#### WHAT IS BEING ASKED
Extract each line holding the word "type" from the entries.

#### SUPPLIED DATA
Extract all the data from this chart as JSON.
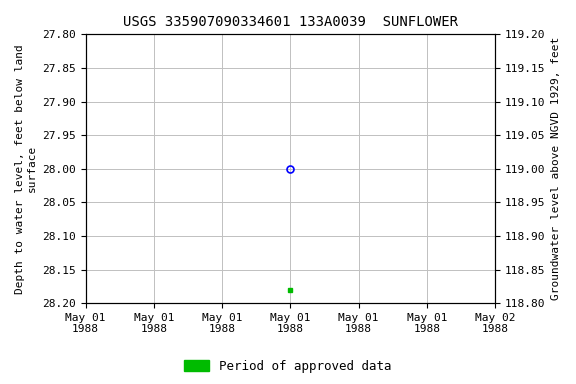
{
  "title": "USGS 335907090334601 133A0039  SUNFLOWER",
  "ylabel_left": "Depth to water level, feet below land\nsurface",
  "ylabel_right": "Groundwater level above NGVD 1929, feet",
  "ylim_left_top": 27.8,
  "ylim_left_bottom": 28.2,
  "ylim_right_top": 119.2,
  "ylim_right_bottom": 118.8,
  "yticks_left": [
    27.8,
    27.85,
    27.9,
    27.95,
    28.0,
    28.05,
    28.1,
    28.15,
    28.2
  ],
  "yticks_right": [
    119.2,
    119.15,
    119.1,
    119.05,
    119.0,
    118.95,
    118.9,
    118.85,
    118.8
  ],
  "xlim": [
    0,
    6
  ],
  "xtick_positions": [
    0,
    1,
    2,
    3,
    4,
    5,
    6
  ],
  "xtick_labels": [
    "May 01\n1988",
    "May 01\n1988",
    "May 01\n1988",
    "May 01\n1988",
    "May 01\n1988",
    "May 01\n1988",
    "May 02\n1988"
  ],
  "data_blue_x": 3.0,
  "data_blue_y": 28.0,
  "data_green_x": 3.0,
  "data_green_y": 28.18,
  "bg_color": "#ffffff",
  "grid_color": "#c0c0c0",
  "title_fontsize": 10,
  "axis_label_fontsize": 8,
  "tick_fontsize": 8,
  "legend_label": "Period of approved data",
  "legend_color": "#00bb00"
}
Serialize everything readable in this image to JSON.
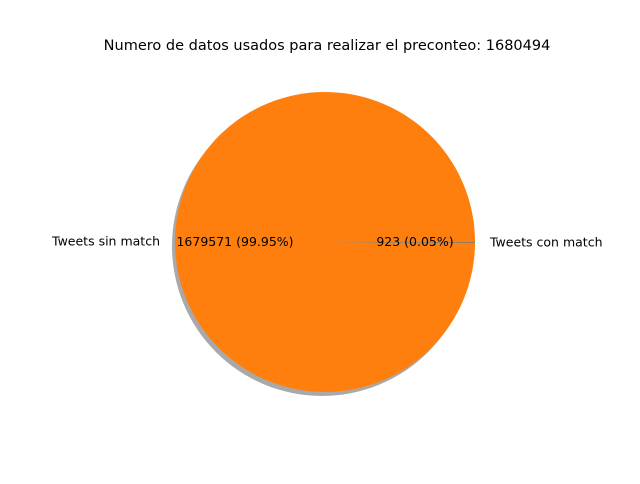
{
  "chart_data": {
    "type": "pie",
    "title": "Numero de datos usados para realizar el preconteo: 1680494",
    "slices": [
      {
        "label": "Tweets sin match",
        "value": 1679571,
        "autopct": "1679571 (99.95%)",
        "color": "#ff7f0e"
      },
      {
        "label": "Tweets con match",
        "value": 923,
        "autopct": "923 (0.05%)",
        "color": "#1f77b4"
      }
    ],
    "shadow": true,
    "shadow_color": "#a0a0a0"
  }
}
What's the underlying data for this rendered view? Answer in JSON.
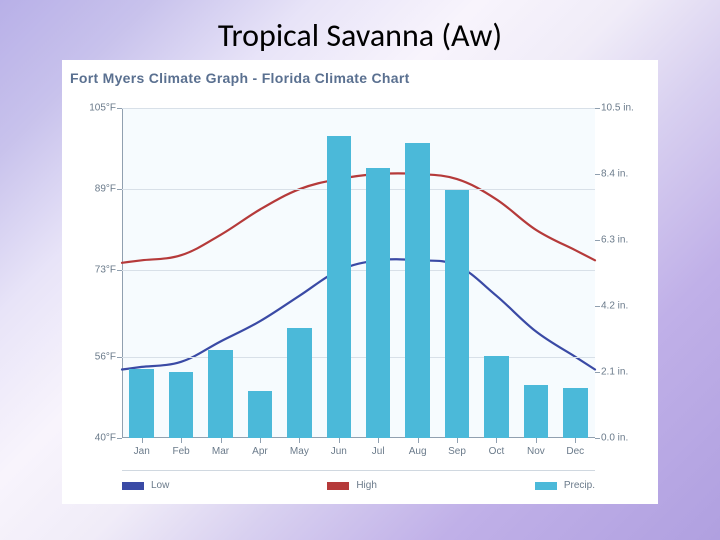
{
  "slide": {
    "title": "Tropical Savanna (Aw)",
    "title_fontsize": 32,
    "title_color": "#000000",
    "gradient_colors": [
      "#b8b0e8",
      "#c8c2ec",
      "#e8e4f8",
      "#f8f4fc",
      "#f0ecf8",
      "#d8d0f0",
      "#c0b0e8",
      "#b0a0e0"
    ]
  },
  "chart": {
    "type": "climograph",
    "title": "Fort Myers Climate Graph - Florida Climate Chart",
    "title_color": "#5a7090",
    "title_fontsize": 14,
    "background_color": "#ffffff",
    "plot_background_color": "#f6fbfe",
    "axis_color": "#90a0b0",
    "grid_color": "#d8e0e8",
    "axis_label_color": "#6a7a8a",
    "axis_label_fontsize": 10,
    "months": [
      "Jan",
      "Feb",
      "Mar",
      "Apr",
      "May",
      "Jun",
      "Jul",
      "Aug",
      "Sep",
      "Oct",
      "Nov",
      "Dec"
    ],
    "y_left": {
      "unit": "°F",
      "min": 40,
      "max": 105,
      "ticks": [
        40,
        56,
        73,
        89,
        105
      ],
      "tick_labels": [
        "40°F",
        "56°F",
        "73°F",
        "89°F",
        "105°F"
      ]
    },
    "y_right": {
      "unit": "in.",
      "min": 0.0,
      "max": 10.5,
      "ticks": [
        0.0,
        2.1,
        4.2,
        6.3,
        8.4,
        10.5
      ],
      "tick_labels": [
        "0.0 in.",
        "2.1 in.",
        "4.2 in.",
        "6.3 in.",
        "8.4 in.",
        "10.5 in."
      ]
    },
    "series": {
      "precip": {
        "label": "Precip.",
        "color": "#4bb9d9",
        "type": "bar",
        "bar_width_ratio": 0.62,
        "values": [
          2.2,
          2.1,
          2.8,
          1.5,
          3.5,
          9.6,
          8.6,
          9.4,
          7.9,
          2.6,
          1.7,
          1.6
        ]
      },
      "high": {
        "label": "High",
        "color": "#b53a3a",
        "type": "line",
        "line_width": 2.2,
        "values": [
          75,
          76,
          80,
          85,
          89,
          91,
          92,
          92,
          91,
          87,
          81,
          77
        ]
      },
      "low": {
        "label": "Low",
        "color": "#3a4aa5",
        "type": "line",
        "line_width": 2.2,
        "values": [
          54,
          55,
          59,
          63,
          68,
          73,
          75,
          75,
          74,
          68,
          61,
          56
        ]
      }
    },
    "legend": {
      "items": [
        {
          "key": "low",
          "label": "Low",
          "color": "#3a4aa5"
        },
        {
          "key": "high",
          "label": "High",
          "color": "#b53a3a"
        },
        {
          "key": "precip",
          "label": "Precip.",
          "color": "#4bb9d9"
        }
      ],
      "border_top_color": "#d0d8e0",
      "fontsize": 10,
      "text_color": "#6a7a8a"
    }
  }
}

#### OUTPUT OF THE EXERCISE
    "type": "pie",
    "type": "climograph",
        "type": "bar",
        "type": "line",
        "type": "line",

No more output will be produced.